Figure record extracts ->
* * * * * * *

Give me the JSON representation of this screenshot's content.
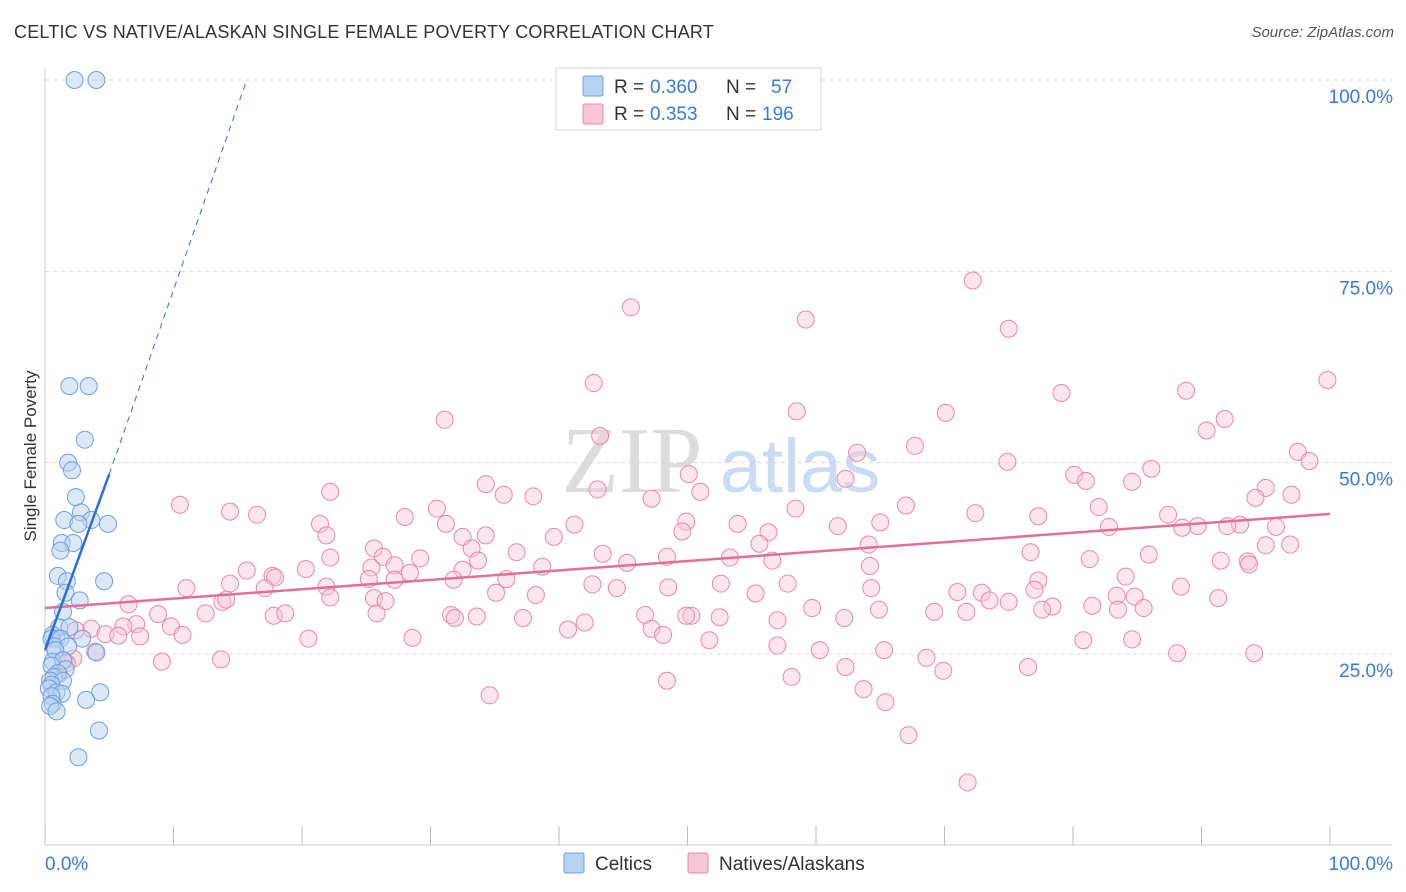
{
  "title": "CELTIC VS NATIVE/ALASKAN SINGLE FEMALE POVERTY CORRELATION CHART",
  "source": "Source: ZipAtlas.com",
  "watermark": {
    "zip": "ZIP",
    "atlas": "atlas"
  },
  "legend": {
    "rows": [
      {
        "r_label": "R =",
        "r_value": "0.360",
        "n_label": "N =",
        "n_value": "57",
        "color": "#a8c8f0"
      },
      {
        "r_label": "R =",
        "r_value": "0.353",
        "n_label": "N =",
        "n_value": "196",
        "color": "#f6b8cc"
      }
    ]
  },
  "bottom_legend": [
    "Celtics",
    "Natives/Alaskans"
  ],
  "colors": {
    "blue_fill": "#b8d2f2",
    "blue_stroke": "#6fa0dc",
    "blue_line": "#2f6fd4",
    "pink_fill": "#f8c6d6",
    "pink_stroke": "#e88aa8",
    "pink_line": "#e0709a",
    "value_text": "#3a7bd5",
    "grid": "#d8d8d8"
  },
  "chart_data": {
    "type": "scatter",
    "title": "CELTIC VS NATIVE/ALASKAN SINGLE FEMALE POVERTY CORRELATION CHART",
    "ylabel": "Single Female Poverty",
    "xlabel": "",
    "xlim": [
      0,
      100
    ],
    "ylim": [
      0,
      102
    ],
    "x_tick_labels": [
      "0.0%",
      "100.0%"
    ],
    "y_tick_labels": [
      {
        "value": 25,
        "label": "25.0%"
      },
      {
        "value": 50,
        "label": "50.0%"
      },
      {
        "value": 75,
        "label": "75.0%"
      },
      {
        "value": 100,
        "label": "100.0%"
      }
    ],
    "series": [
      {
        "name": "Celtics",
        "r": 0.36,
        "n": 57,
        "trend": {
          "x0": 0,
          "y0": 25.5,
          "x1": 5,
          "y1": 48.5,
          "dash_to_x": 15.7,
          "dash_to_y": 100
        },
        "points": [
          [
            2.3,
            100
          ],
          [
            4.0,
            100
          ],
          [
            1.9,
            60
          ],
          [
            3.4,
            60
          ],
          [
            3.1,
            53
          ],
          [
            1.8,
            50
          ],
          [
            2.1,
            49
          ],
          [
            2.4,
            45.5
          ],
          [
            1.5,
            42.5
          ],
          [
            2.8,
            43.5
          ],
          [
            3.6,
            42.5
          ],
          [
            2.6,
            42
          ],
          [
            4.9,
            42
          ],
          [
            1.3,
            39.5
          ],
          [
            2.2,
            39.5
          ],
          [
            1.2,
            38.5
          ],
          [
            1.0,
            35.2
          ],
          [
            1.7,
            34.5
          ],
          [
            4.6,
            34.5
          ],
          [
            1.6,
            33
          ],
          [
            2.7,
            32
          ],
          [
            1.4,
            30.5
          ],
          [
            1.1,
            28.5
          ],
          [
            1.9,
            28.5
          ],
          [
            0.6,
            27.5
          ],
          [
            0.9,
            27
          ],
          [
            0.5,
            27
          ],
          [
            1.2,
            27
          ],
          [
            2.9,
            27
          ],
          [
            0.7,
            26
          ],
          [
            1.8,
            26
          ],
          [
            0.8,
            25.5
          ],
          [
            4.0,
            25.2
          ],
          [
            0.6,
            24
          ],
          [
            1.4,
            24.2
          ],
          [
            0.5,
            23.5
          ],
          [
            1.6,
            23
          ],
          [
            1.0,
            22.5
          ],
          [
            0.7,
            22
          ],
          [
            0.4,
            21.5
          ],
          [
            1.4,
            21.5
          ],
          [
            0.5,
            21
          ],
          [
            0.3,
            20.5
          ],
          [
            0.9,
            20
          ],
          [
            4.3,
            20
          ],
          [
            1.3,
            19.8
          ],
          [
            0.5,
            19.5
          ],
          [
            3.2,
            19
          ],
          [
            0.6,
            18.5
          ],
          [
            0.4,
            18.2
          ],
          [
            0.9,
            17.5
          ],
          [
            4.2,
            15
          ],
          [
            2.6,
            11.5
          ]
        ]
      },
      {
        "name": "Natives/Alaskans",
        "r": 0.353,
        "n": 196,
        "trend": {
          "x0": 0,
          "y0": 31,
          "x1": 100,
          "y1": 43.3
        },
        "points": [
          [
            72.2,
            73.8
          ],
          [
            45.6,
            70.3
          ],
          [
            59.2,
            68.7
          ],
          [
            75.0,
            67.5
          ],
          [
            42.7,
            60.4
          ],
          [
            99.8,
            60.8
          ],
          [
            79.1,
            59.1
          ],
          [
            88.8,
            59.4
          ],
          [
            58.5,
            56.7
          ],
          [
            70.1,
            56.5
          ],
          [
            31.1,
            55.6
          ],
          [
            91.8,
            55.7
          ],
          [
            43.2,
            53.5
          ],
          [
            90.4,
            54.2
          ],
          [
            67.7,
            52.2
          ],
          [
            63.2,
            51.3
          ],
          [
            97.5,
            51.4
          ],
          [
            74.9,
            50.1
          ],
          [
            98.4,
            50.2
          ],
          [
            86.1,
            49.2
          ],
          [
            80.1,
            48.4
          ],
          [
            50.1,
            48.5
          ],
          [
            62.3,
            47.9
          ],
          [
            81.0,
            47.6
          ],
          [
            84.6,
            47.5
          ],
          [
            34.3,
            47.2
          ],
          [
            95.0,
            46.7
          ],
          [
            22.2,
            46.2
          ],
          [
            51.0,
            46.2
          ],
          [
            35.7,
            45.8
          ],
          [
            38.0,
            45.6
          ],
          [
            43.0,
            46.5
          ],
          [
            47.2,
            45.3
          ],
          [
            97.0,
            45.8
          ],
          [
            94.2,
            45.4
          ],
          [
            10.5,
            44.5
          ],
          [
            14.4,
            43.6
          ],
          [
            16.5,
            43.2
          ],
          [
            30.5,
            44.0
          ],
          [
            58.4,
            44.0
          ],
          [
            67.0,
            44.4
          ],
          [
            72.4,
            43.4
          ],
          [
            82.0,
            44.2
          ],
          [
            87.4,
            43.2
          ],
          [
            77.3,
            43.0
          ],
          [
            28.0,
            42.9
          ],
          [
            31.2,
            42.0
          ],
          [
            49.9,
            42.3
          ],
          [
            53.9,
            42.0
          ],
          [
            21.4,
            42.0
          ],
          [
            41.2,
            41.9
          ],
          [
            61.7,
            41.7
          ],
          [
            65.0,
            42.2
          ],
          [
            82.8,
            41.6
          ],
          [
            93.0,
            41.9
          ],
          [
            95.8,
            41.6
          ],
          [
            89.7,
            41.7
          ],
          [
            49.6,
            41.0
          ],
          [
            56.3,
            40.9
          ],
          [
            88.5,
            41.5
          ],
          [
            92.0,
            41.7
          ],
          [
            32.5,
            40.3
          ],
          [
            34.3,
            40.5
          ],
          [
            39.6,
            40.3
          ],
          [
            21.9,
            40.5
          ],
          [
            55.6,
            39.4
          ],
          [
            64.1,
            39.3
          ],
          [
            95.0,
            39.2
          ],
          [
            96.9,
            39.3
          ],
          [
            33.2,
            38.8
          ],
          [
            25.6,
            38.8
          ],
          [
            36.7,
            38.3
          ],
          [
            48.4,
            37.7
          ],
          [
            26.3,
            37.7
          ],
          [
            43.4,
            38.1
          ],
          [
            53.3,
            37.6
          ],
          [
            76.7,
            38.3
          ],
          [
            85.9,
            38.0
          ],
          [
            29.2,
            37.5
          ],
          [
            33.7,
            37.2
          ],
          [
            22.2,
            37.6
          ],
          [
            38.7,
            36.4
          ],
          [
            45.3,
            36.9
          ],
          [
            56.6,
            37.2
          ],
          [
            64.2,
            36.5
          ],
          [
            81.3,
            37.4
          ],
          [
            91.5,
            37.2
          ],
          [
            93.6,
            37.1
          ],
          [
            93.7,
            36.7
          ],
          [
            25.4,
            36.3
          ],
          [
            27.2,
            36.6
          ],
          [
            20.3,
            36.1
          ],
          [
            32.5,
            36.0
          ],
          [
            28.4,
            35.6
          ],
          [
            15.7,
            35.9
          ],
          [
            17.7,
            35.2
          ],
          [
            17.9,
            35.0
          ],
          [
            25.2,
            34.8
          ],
          [
            27.2,
            34.7
          ],
          [
            31.8,
            34.7
          ],
          [
            35.9,
            34.8
          ],
          [
            42.6,
            34.1
          ],
          [
            52.6,
            34.2
          ],
          [
            57.8,
            34.2
          ],
          [
            77.3,
            34.6
          ],
          [
            84.1,
            35.1
          ],
          [
            14.4,
            34.2
          ],
          [
            21.9,
            33.8
          ],
          [
            17.1,
            33.6
          ],
          [
            44.5,
            33.6
          ],
          [
            48.5,
            33.7
          ],
          [
            64.3,
            33.6
          ],
          [
            72.9,
            33.0
          ],
          [
            11.0,
            33.6
          ],
          [
            35.1,
            33.0
          ],
          [
            38.2,
            32.7
          ],
          [
            55.3,
            32.9
          ],
          [
            83.4,
            32.6
          ],
          [
            22.2,
            32.4
          ],
          [
            25.6,
            32.3
          ],
          [
            71.0,
            33.1
          ],
          [
            91.3,
            32.3
          ],
          [
            13.8,
            31.8
          ],
          [
            14.1,
            32.1
          ],
          [
            26.5,
            31.9
          ],
          [
            73.5,
            32.0
          ],
          [
            77.0,
            33.4
          ],
          [
            84.8,
            32.5
          ],
          [
            59.7,
            31.0
          ],
          [
            64.9,
            30.8
          ],
          [
            75.0,
            31.8
          ],
          [
            78.4,
            31.2
          ],
          [
            83.5,
            30.8
          ],
          [
            88.4,
            33.8
          ],
          [
            6.5,
            31.5
          ],
          [
            8.8,
            30.2
          ],
          [
            17.8,
            30.0
          ],
          [
            31.6,
            30.1
          ],
          [
            33.6,
            29.9
          ],
          [
            37.2,
            29.7
          ],
          [
            46.7,
            30.1
          ],
          [
            50.3,
            30.0
          ],
          [
            52.5,
            29.8
          ],
          [
            57.0,
            29.4
          ],
          [
            62.2,
            29.7
          ],
          [
            69.2,
            30.5
          ],
          [
            71.7,
            30.5
          ],
          [
            77.6,
            30.8
          ],
          [
            81.5,
            31.3
          ],
          [
            85.5,
            31.0
          ],
          [
            25.8,
            30.3
          ],
          [
            31.9,
            29.7
          ],
          [
            12.5,
            30.3
          ],
          [
            18.7,
            30.3
          ],
          [
            42.0,
            29.1
          ],
          [
            49.9,
            30.0
          ],
          [
            7.1,
            28.9
          ],
          [
            9.8,
            28.6
          ],
          [
            6.1,
            28.6
          ],
          [
            3.6,
            28.3
          ],
          [
            2.4,
            28.1
          ],
          [
            4.7,
            27.6
          ],
          [
            5.7,
            27.4
          ],
          [
            7.4,
            27.3
          ],
          [
            10.7,
            27.5
          ],
          [
            20.5,
            27.0
          ],
          [
            28.6,
            27.1
          ],
          [
            40.7,
            28.2
          ],
          [
            47.2,
            28.3
          ],
          [
            48.1,
            27.5
          ],
          [
            51.7,
            26.8
          ],
          [
            57.0,
            26.1
          ],
          [
            60.3,
            25.5
          ],
          [
            65.3,
            25.5
          ],
          [
            68.6,
            24.5
          ],
          [
            80.8,
            26.8
          ],
          [
            84.6,
            26.9
          ],
          [
            88.1,
            25.1
          ],
          [
            94.1,
            25.1
          ],
          [
            3.9,
            25.3
          ],
          [
            2.2,
            24.4
          ],
          [
            1.5,
            24.1
          ],
          [
            9.1,
            24.0
          ],
          [
            13.7,
            24.3
          ],
          [
            34.6,
            19.6
          ],
          [
            48.4,
            21.5
          ],
          [
            58.1,
            22.0
          ],
          [
            62.3,
            23.3
          ],
          [
            69.9,
            22.8
          ],
          [
            76.5,
            23.3
          ],
          [
            63.7,
            20.4
          ],
          [
            1.1,
            22.4
          ],
          [
            1.7,
            23.8
          ],
          [
            65.4,
            18.7
          ],
          [
            67.2,
            14.4
          ],
          [
            71.8,
            8.2
          ]
        ]
      }
    ]
  }
}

* * * * * * *

Within the material above, find the lines that contain the word "name"; copy them.

        "name": "Celtics",
        "name": "Natives/Alaskans",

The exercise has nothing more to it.